Exercise requirements: Please pull out each line of the items below that contains the string "back".
+--
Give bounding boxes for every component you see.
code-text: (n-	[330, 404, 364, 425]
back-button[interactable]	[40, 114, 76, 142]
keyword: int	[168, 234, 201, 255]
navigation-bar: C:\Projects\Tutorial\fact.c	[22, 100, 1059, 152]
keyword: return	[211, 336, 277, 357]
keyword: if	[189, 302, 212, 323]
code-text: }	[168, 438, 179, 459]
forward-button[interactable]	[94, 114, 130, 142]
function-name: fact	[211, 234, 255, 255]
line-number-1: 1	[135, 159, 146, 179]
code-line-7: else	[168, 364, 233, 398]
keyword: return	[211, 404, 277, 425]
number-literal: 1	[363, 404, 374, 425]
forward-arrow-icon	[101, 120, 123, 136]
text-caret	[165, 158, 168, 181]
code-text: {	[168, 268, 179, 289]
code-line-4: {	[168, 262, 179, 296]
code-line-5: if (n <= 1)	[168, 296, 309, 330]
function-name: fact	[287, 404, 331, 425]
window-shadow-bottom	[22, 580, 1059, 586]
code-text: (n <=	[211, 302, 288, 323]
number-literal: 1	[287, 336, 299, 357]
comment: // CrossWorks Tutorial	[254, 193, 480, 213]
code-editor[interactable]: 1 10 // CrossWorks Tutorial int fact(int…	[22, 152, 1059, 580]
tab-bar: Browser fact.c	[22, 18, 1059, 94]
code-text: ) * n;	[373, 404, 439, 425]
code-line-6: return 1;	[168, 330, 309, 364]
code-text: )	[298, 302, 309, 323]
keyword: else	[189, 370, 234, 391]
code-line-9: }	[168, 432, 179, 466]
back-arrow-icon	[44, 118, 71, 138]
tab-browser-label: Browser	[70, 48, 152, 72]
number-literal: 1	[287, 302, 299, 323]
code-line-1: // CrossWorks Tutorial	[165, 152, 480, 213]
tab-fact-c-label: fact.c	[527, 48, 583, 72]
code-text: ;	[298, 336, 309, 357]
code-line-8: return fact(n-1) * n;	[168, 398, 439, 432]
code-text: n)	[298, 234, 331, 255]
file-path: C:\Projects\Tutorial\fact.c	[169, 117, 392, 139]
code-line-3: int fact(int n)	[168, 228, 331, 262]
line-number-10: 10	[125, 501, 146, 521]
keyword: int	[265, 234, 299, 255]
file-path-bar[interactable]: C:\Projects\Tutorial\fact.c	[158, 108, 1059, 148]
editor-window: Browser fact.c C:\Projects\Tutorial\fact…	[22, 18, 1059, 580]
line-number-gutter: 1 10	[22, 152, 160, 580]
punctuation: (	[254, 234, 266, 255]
+--
Result:
back-button[interactable]	[40, 114, 76, 142]
back-arrow-icon	[44, 118, 71, 138]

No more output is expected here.